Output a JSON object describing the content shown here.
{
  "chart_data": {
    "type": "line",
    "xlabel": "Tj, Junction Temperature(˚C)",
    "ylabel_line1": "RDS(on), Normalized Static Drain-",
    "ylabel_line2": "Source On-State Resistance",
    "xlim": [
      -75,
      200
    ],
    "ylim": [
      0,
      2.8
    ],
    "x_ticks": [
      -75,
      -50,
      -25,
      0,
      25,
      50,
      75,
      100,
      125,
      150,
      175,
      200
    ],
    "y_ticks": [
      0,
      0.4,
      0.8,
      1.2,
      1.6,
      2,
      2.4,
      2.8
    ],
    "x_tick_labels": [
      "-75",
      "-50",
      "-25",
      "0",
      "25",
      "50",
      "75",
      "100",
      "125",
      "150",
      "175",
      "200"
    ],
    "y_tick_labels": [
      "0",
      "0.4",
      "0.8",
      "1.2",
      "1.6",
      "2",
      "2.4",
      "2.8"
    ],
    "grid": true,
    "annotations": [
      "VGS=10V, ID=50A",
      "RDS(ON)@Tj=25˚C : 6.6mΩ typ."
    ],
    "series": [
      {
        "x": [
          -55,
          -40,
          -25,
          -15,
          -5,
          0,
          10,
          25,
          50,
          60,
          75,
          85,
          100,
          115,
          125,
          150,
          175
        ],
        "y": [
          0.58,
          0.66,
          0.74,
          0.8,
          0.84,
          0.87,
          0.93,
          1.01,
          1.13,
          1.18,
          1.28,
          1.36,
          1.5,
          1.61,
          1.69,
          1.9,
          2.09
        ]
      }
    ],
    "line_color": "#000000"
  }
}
- - -
**SET PROBLEM**
Transcribe every entry word for word.

**RESULT**
Output a JSON object describing the content shown here.
{
  "chart_data": {
    "type": "line",
    "xlabel": "Tj, Junction Temperature(˚C)",
    "ylabel_line1": "RDS(on), Normalized Static Drain-",
    "ylabel_line2": "Source On-State Resistance",
    "xlim": [
      -75,
      200
    ],
    "ylim": [
      0,
      2.8
    ],
    "x_ticks": [
      -75,
      -50,
      -25,
      0,
      25,
      50,
      75,
      100,
      125,
      150,
      175,
      200
    ],
    "y_ticks": [
      0,
      0.4,
      0.8,
      1.2,
      1.6,
      2,
      2.4,
      2.8
    ],
    "x_tick_labels": [
      "-75",
      "-50",
      "-25",
      "0",
      "25",
      "50",
      "75",
      "100",
      "125",
      "150",
      "175",
      "200"
    ],
    "y_tick_labels": [
      "0",
      "0.4",
      "0.8",
      "1.2",
      "1.6",
      "2",
      "2.4",
      "2.8"
    ],
    "grid": true,
    "annotations": [
      "VGS=10V, ID=50A",
      "RDS(ON)@Tj=25˚C : 6.6mΩ typ."
    ],
    "series": [
      {
        "x": [
          -55,
          -40,
          -25,
          -15,
          -5,
          0,
          10,
          25,
          50,
          60,
          75,
          85,
          100,
          115,
          125,
          150,
          175
        ],
        "y": [
          0.58,
          0.66,
          0.74,
          0.8,
          0.84,
          0.87,
          0.93,
          1.01,
          1.13,
          1.18,
          1.28,
          1.36,
          1.5,
          1.61,
          1.69,
          1.9,
          2.09
        ]
      }
    ],
    "line_color": "#000000"
  }
}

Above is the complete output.